# WRITTEN EXERCISE
Transcribe word for word the part of the advice on rebuilding trust below, starting at "This is so personal" and ending at "you get there.".

# PASSAGE TO READ
As for my advice, there are two things you can do after trust has been wrecked to rebuild it.

Ask for what you need. First ask yourself what you need (not want) to feel reasonably safe with your spouse. When a spouse has been unfaithful, it is not unreasonable to ask for things you might not otherwise do — such as checking their phone and emails or getting frequent reports on where they are and with whom.

But let me help you out here: You do not need the details of whatever indiscretions occurred. For instance, if your husband had an emotional affair, you don’t need to know everything they said to each other. If he went to strip clubs, you don’t need to know what all he saw in those places. You don’t need details because they are not the issue, and you won’t be able to get those images and thoughts out of your mind. They will merely cloud the current situation.

So what do you need? Perhaps you need reassurance that you are beautiful. Tell him. Ask him to specifically describe what he loves about you and your body. Perhaps you need more romance and foreplay to approach the bedroom. Let him know. Perhaps you need for the time being to have more control over sexual activity, such as being on top. (I say for the time being because this is to ease back in, not to become the regular approach.) Perhaps you need more eye contact or talking during sex.

This is so personal that I can’t tell you what you need. You must consider yourself, what happened that threatened or destroyed trust, and what would make you feel more assured that you are the only one he wants to be with. It is okay to ask for that. If he has left his indiscretions behind, he has made the choice that you are the one he wants.

Don’t make it a “since you did ___, I now need ___” statement, but rather something like, “I want to engage fully with you in our sex life, but I am struggling a little. Will you help me by providing a few things that will make me feel safer so that we can experience better intimacy?” Pose it as your desire to have a quality sex life with your husband, and then ask him for specifics that will help you get there.

# INFORMATION SUPPLIED
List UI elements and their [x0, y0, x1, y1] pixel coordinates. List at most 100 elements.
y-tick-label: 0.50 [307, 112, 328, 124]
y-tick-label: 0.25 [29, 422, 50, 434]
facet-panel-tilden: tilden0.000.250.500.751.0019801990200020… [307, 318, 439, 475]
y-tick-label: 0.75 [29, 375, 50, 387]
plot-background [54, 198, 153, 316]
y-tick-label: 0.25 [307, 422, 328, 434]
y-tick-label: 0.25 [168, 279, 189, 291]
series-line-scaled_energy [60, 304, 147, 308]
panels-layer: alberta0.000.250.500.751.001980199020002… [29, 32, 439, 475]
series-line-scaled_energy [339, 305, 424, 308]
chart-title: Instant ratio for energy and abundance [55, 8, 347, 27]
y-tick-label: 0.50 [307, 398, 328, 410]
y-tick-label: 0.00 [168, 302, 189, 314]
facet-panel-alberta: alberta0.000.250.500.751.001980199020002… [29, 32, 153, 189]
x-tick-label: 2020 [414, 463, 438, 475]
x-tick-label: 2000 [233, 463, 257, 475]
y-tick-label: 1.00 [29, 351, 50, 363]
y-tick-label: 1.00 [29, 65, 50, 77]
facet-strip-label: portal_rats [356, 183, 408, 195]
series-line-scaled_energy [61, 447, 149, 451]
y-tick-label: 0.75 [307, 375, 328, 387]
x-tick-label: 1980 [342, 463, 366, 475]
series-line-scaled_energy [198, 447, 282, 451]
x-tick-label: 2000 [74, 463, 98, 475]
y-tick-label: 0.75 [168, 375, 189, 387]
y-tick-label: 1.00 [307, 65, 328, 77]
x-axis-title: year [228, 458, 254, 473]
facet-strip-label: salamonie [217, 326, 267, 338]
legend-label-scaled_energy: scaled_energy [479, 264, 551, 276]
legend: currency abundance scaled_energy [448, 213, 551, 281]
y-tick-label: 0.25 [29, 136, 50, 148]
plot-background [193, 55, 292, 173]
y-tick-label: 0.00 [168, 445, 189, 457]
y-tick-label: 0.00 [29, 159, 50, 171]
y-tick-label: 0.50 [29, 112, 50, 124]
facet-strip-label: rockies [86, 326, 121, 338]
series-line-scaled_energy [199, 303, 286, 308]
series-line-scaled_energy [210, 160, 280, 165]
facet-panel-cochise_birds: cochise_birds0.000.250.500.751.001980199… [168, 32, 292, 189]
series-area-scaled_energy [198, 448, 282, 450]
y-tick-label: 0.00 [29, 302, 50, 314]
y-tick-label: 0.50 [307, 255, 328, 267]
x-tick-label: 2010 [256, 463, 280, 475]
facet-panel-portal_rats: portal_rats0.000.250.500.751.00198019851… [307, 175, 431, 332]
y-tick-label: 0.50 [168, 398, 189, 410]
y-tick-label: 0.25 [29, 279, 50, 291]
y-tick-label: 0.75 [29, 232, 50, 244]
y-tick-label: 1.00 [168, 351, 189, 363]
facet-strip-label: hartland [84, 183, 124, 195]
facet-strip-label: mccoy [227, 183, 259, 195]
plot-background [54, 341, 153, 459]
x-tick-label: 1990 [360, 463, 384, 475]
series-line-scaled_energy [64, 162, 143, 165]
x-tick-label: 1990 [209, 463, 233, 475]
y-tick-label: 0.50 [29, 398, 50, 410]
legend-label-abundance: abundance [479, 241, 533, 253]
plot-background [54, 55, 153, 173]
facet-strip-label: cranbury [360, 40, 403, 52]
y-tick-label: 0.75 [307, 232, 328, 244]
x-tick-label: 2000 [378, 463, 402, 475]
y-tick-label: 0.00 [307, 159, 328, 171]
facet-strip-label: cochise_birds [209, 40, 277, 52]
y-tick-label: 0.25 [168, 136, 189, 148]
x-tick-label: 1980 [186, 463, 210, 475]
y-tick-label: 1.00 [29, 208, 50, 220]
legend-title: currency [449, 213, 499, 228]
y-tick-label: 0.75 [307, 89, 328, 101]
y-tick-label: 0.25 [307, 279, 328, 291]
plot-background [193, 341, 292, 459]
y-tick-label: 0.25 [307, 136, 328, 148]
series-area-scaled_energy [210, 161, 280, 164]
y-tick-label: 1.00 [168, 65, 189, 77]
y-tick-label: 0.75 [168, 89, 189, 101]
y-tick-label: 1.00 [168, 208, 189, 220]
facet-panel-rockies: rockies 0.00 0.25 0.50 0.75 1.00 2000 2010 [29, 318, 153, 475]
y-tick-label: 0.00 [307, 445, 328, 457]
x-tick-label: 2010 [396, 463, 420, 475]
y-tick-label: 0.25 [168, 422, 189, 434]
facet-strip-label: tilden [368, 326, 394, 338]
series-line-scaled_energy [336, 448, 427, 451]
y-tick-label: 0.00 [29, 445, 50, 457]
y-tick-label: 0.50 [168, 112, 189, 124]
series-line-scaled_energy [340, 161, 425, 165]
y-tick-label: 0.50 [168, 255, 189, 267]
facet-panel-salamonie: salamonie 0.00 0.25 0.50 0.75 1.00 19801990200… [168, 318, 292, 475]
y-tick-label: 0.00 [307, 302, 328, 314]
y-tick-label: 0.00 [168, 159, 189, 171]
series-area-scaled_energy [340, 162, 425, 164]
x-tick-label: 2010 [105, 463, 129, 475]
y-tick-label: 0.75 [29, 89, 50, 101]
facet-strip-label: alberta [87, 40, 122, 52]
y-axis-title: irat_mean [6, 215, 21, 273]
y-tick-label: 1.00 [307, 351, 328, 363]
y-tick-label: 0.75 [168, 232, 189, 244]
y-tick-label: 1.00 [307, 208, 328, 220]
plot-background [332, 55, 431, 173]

# TASK SOLUTION
This is so personal that I can’t tell you what you need. You must consider yourself, what happened that threatened or destroyed trust, and what would make you feel more assured that you are the only one he wants to be with. It is okay to ask for that. If he has left his indiscretions behind, he has made the choice that you are the one he wants.

Don’t make it a “since you did ___, I now need ___” statement, but rather something like, “I want to engage fully with you in our sex life, but I am struggling a little. Will you help me by providing a few things that will make me feel safer so that we can experience better intimacy?” Pose it as your desire to have a quality sex life with your husband, and then ask him for specifics that will help you get there.